GIVEN REQUEST
Find the lines holding the string "thoroughly" in the data, then copy all of them.

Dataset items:

•••••

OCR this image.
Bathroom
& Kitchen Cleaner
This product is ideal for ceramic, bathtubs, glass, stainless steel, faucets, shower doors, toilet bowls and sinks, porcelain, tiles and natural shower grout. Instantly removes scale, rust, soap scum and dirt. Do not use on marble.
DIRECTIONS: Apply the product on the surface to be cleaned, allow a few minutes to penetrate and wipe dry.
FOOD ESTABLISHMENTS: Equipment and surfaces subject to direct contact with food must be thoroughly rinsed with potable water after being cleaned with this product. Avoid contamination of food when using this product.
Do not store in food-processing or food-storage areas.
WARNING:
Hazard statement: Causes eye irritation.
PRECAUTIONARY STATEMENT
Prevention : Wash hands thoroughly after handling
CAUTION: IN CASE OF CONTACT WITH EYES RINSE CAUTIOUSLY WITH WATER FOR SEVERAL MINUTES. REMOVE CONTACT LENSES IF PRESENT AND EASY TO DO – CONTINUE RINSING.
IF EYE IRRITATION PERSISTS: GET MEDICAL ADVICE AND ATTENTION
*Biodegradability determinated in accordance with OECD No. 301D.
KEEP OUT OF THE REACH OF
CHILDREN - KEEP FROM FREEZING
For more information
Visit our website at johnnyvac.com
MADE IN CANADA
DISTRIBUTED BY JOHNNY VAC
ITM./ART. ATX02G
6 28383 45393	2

•••••

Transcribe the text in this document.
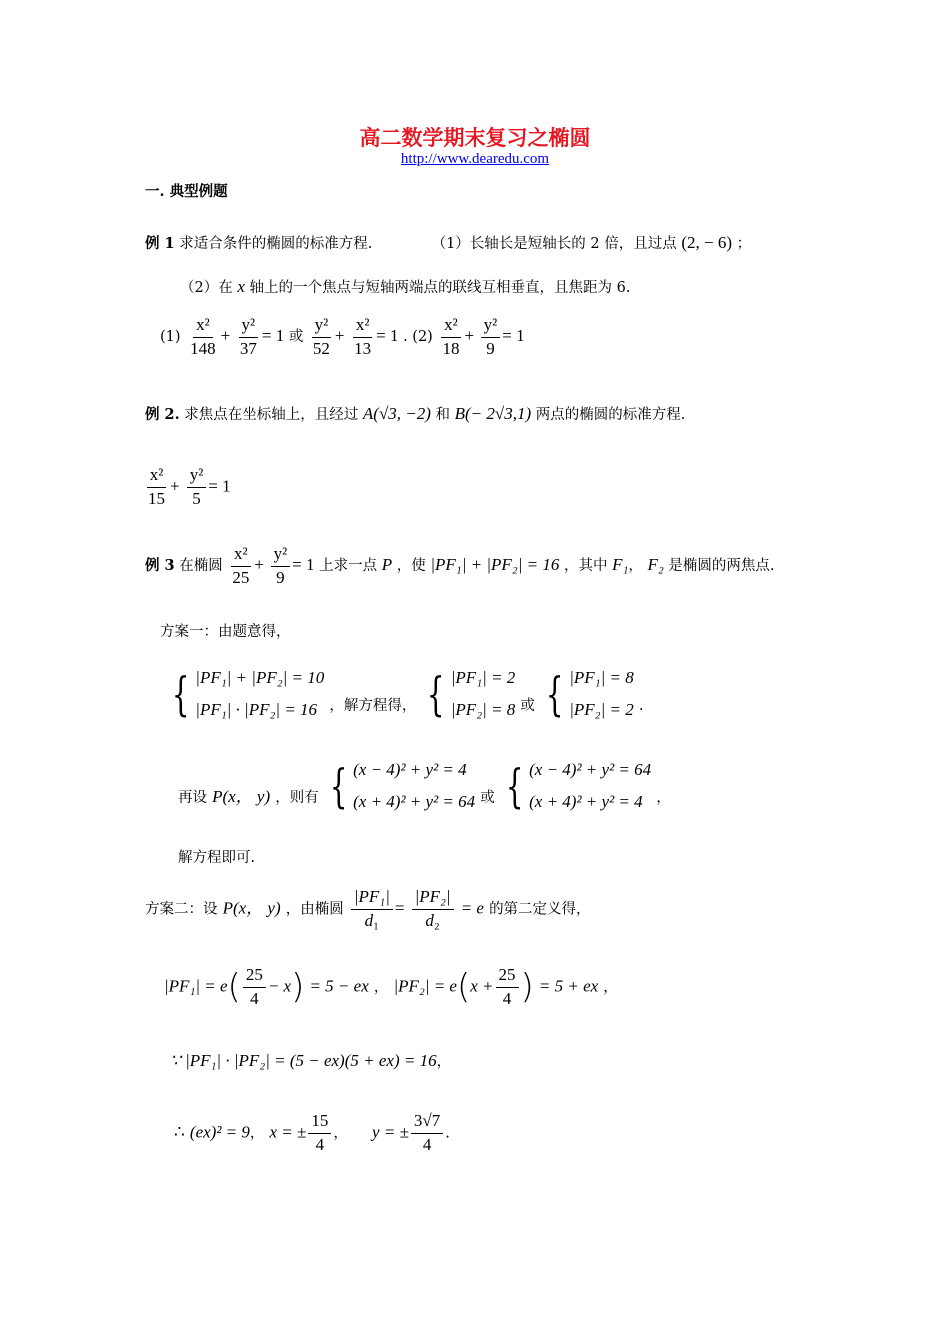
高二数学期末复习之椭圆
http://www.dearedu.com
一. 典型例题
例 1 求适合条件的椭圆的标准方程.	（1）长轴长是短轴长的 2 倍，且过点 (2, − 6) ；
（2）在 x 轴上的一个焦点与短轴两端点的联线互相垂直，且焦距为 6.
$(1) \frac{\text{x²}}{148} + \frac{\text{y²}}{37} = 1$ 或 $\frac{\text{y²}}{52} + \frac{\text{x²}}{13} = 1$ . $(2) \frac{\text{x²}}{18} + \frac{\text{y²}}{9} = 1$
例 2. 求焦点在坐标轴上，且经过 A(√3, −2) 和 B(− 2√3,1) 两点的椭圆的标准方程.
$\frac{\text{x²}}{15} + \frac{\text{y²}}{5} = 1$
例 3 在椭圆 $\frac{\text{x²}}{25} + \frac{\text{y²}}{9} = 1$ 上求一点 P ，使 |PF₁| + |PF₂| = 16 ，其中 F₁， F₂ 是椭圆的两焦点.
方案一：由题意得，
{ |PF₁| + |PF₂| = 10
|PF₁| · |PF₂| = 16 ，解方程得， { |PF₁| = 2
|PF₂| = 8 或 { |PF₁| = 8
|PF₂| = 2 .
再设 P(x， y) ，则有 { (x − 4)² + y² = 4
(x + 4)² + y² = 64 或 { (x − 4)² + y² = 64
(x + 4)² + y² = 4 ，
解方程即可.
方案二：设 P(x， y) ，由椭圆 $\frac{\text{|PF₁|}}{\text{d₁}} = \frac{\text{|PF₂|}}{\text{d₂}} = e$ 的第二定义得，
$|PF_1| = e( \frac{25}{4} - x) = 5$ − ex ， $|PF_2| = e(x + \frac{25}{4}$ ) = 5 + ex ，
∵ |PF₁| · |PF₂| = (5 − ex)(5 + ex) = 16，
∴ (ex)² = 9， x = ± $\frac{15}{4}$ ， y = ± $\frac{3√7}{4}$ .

•••••

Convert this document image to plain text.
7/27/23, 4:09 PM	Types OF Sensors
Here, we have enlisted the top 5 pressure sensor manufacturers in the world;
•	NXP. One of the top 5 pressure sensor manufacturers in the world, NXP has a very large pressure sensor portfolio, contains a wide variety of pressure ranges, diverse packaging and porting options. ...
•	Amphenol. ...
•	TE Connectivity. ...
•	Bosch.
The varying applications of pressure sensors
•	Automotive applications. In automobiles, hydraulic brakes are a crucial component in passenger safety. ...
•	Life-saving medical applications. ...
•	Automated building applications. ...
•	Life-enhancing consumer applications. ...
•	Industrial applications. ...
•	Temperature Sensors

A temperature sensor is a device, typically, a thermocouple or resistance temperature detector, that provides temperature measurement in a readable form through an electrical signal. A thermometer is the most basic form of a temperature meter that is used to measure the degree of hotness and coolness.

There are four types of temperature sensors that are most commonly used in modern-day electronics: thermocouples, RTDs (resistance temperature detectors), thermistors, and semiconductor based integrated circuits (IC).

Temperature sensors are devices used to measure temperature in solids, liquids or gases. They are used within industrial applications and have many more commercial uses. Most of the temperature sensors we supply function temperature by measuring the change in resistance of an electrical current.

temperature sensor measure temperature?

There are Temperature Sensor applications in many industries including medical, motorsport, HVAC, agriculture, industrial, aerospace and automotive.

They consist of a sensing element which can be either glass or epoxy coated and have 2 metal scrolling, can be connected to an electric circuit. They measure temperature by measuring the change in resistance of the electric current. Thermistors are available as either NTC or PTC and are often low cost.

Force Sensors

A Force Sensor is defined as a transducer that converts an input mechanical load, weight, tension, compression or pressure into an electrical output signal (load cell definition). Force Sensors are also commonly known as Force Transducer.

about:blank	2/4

•••••

EXERCISE ANSWER
FOOD ESTABLISHMENTS: Equipment and surfaces subject to direct contact with food must be thoroughly rinsed with potable water after being cleaned with this product. Avoid contamination of food when using this product.
Prevention : Wash hands thoroughly after handling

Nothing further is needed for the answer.